_TASK OBJECTIVE_. List all lines in the material below that contain "JSON".

━━━━━ RAW RECORDS

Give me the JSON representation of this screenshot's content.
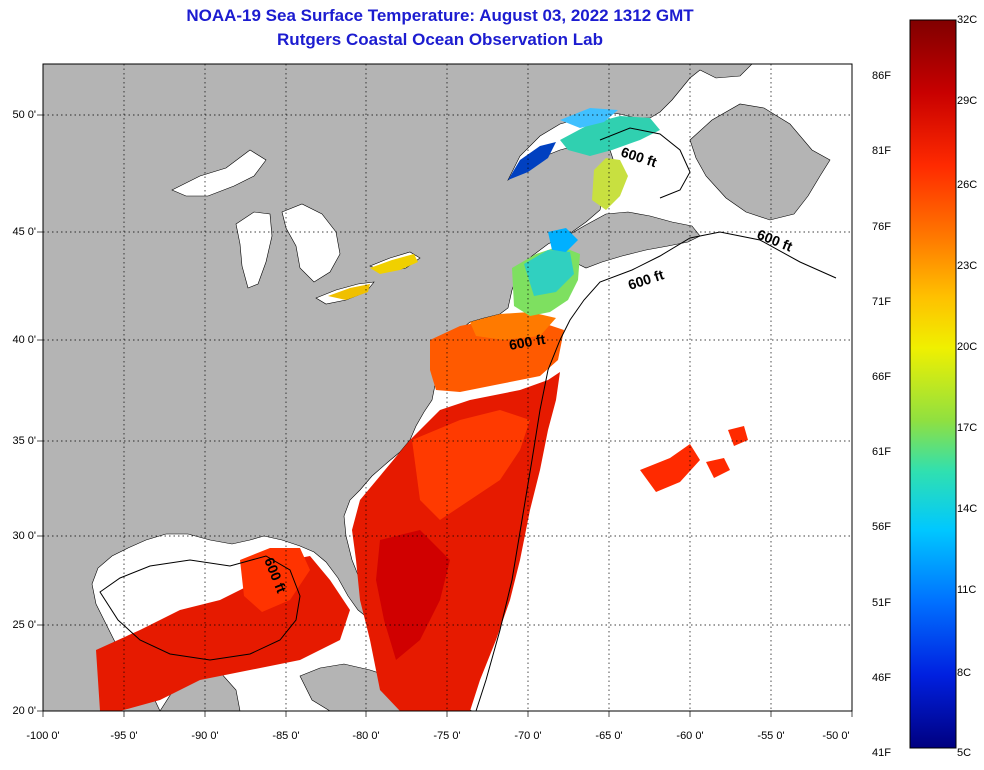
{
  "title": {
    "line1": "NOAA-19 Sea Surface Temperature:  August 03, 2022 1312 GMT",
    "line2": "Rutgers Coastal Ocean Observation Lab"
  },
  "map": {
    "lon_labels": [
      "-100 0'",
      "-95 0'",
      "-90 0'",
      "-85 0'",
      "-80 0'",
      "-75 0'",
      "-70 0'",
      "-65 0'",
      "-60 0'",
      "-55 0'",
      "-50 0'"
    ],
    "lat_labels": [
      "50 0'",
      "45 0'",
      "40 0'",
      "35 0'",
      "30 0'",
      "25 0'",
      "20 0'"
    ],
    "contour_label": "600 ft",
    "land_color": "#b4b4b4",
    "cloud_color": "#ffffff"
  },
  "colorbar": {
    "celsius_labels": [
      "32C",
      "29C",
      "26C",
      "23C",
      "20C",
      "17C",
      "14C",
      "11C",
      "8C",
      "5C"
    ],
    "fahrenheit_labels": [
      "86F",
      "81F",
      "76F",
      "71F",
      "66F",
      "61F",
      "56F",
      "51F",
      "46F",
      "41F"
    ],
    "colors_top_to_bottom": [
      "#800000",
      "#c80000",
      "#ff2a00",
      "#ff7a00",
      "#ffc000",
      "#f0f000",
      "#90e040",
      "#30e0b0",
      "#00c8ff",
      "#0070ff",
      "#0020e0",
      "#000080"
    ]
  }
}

━━━━━━━━━━
━━━━━ RAW RECORDS

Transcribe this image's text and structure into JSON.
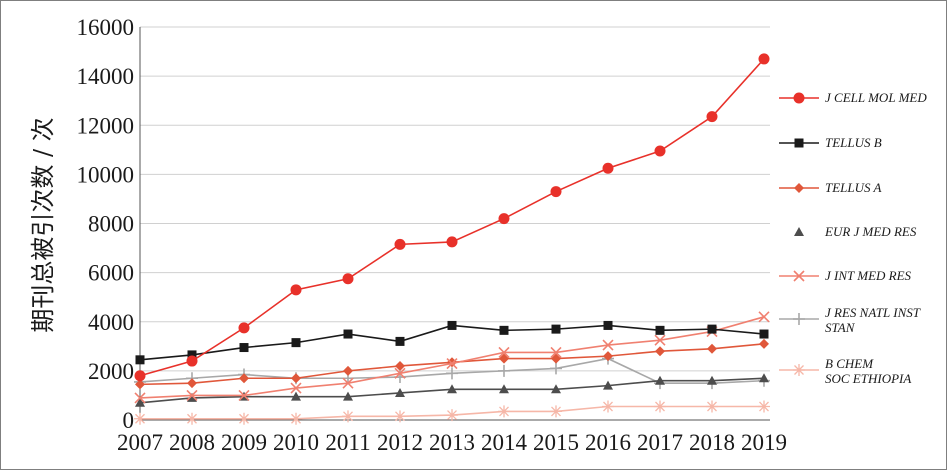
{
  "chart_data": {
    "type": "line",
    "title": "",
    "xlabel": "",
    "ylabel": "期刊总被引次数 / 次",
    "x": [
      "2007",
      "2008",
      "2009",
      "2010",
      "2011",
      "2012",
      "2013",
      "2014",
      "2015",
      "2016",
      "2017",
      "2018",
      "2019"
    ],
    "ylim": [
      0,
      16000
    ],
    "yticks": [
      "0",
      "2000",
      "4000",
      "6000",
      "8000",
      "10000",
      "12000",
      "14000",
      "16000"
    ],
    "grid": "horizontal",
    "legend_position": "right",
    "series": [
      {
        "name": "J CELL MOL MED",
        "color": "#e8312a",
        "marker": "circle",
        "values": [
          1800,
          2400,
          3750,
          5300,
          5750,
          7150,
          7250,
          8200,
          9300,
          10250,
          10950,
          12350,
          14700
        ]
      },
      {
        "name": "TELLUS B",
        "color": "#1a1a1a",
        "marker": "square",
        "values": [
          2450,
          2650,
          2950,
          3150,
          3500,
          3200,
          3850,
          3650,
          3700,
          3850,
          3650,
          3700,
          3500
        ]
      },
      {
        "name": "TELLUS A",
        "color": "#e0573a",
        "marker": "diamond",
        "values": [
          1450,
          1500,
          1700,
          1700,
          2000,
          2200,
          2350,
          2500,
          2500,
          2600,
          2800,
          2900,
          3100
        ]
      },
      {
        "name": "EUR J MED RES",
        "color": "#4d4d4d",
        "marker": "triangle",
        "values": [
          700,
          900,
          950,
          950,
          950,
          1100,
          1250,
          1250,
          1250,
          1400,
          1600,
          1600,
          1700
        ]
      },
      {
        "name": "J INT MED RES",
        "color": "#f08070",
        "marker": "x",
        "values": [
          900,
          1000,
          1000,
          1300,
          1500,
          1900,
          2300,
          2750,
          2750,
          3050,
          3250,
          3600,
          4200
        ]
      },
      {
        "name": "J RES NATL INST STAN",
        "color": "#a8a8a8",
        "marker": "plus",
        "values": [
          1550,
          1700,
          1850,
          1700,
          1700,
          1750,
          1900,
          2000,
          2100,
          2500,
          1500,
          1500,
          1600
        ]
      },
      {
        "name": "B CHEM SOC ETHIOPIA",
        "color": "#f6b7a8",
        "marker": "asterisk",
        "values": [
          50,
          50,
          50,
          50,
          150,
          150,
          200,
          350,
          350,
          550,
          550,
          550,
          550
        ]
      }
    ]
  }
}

━━━━━━━━━━

_ANSWER TO THIS PROBLEM_.
Give me the JSON representation of this screenshot's content.
Transcribe this image's text and structure into JSON.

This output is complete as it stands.